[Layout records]
---
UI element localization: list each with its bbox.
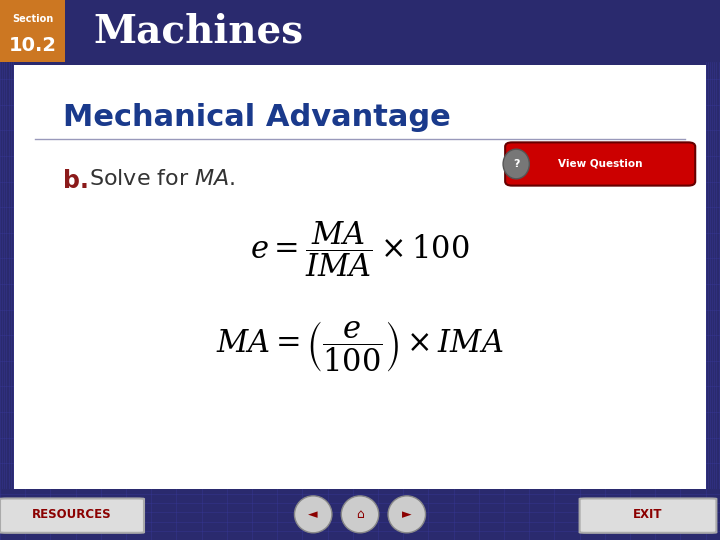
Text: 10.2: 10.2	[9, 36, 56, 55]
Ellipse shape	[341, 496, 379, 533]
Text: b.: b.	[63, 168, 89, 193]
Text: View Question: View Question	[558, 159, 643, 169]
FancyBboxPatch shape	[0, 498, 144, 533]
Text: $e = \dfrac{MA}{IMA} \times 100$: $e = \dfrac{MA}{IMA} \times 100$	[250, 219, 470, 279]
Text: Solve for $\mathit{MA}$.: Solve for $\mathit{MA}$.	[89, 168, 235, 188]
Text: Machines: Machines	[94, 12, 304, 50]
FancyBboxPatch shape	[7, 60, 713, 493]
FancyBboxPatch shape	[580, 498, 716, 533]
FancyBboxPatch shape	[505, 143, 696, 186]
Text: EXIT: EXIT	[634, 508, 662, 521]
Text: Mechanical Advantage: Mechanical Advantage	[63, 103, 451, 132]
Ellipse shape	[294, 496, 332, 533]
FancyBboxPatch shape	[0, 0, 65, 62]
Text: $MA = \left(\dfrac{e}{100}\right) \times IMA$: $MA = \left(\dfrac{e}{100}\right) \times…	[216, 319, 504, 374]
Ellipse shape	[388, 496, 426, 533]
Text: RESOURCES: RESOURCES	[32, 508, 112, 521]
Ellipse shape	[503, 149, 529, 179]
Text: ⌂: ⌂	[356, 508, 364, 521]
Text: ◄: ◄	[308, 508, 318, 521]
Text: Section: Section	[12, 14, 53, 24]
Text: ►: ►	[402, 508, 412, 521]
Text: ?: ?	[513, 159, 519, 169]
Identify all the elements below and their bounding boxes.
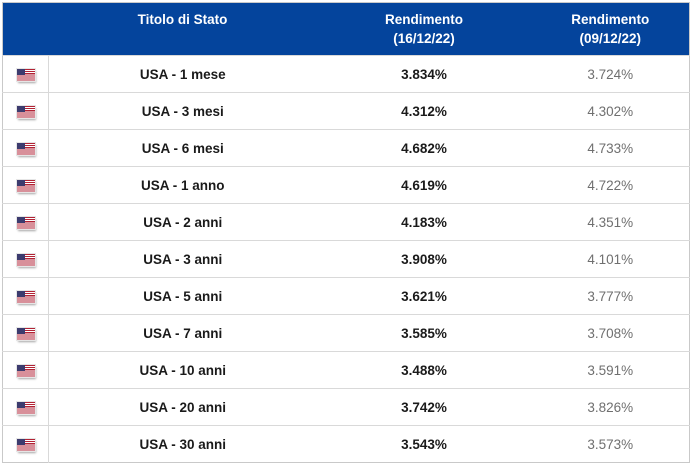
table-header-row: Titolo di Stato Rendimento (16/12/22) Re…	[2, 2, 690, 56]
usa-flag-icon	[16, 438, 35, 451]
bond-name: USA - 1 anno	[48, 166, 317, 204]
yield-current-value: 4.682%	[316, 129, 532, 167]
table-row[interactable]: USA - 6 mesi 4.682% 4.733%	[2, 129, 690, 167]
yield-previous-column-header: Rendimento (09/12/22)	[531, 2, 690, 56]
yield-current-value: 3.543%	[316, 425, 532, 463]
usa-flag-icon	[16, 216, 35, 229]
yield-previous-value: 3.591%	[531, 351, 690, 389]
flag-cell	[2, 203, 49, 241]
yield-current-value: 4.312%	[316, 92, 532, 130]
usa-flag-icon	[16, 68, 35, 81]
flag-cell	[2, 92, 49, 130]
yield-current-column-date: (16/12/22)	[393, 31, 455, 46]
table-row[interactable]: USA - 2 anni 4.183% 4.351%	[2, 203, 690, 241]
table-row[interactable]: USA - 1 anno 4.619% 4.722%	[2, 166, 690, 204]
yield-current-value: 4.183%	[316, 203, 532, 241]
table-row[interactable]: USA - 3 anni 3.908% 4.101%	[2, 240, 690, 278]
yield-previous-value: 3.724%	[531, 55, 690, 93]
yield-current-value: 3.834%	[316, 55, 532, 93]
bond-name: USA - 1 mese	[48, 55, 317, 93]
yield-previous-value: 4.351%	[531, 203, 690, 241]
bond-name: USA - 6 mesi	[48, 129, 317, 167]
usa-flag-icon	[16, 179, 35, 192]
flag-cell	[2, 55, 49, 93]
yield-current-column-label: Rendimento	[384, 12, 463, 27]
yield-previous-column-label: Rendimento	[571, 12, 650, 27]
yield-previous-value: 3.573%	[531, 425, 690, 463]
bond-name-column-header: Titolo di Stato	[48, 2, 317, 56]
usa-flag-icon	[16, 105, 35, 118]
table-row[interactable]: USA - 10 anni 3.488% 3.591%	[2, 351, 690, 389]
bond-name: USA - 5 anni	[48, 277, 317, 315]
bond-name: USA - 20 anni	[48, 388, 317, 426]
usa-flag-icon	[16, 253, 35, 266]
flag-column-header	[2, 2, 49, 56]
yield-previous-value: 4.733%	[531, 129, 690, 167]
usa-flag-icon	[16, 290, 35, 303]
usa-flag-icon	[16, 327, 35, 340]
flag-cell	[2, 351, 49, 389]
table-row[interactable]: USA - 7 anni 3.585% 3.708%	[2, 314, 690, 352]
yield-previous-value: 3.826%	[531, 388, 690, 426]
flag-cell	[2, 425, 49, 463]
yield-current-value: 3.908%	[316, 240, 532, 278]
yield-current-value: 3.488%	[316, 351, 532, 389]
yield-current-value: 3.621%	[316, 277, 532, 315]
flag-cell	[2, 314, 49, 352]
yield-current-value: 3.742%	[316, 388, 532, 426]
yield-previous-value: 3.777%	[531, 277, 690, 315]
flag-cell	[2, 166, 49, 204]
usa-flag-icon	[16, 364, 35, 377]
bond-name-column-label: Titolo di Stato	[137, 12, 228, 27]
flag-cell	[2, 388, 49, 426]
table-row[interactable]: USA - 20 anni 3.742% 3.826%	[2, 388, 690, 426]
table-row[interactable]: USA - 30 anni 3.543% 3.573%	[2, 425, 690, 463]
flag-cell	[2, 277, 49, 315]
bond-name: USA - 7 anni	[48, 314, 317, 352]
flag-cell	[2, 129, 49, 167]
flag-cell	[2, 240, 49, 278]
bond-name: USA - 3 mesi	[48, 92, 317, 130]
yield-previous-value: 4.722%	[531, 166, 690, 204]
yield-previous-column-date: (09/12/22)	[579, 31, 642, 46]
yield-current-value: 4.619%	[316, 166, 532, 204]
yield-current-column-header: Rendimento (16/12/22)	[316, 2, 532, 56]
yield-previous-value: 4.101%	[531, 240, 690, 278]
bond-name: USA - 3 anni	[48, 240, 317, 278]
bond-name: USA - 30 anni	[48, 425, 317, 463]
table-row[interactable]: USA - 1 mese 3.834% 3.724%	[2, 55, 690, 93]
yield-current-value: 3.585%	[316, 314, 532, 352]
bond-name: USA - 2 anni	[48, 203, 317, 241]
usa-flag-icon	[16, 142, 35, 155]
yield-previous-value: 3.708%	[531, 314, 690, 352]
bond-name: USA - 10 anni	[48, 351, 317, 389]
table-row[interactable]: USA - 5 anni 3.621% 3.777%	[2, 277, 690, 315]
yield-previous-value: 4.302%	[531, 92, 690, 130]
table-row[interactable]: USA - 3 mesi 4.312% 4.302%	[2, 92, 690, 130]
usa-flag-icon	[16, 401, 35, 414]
---
TO DO ▸ Gather every line in the items above that contains the string "Titolo".

RESULT OF THIS TASK ▸
table-header-row: Titolo di Stato Rendimento (16/12/22) Re…	[2, 2, 690, 56]
bond-name-column-header: Titolo di Stato	[48, 2, 317, 56]
bond-name-column-label: Titolo di Stato	[137, 12, 228, 27]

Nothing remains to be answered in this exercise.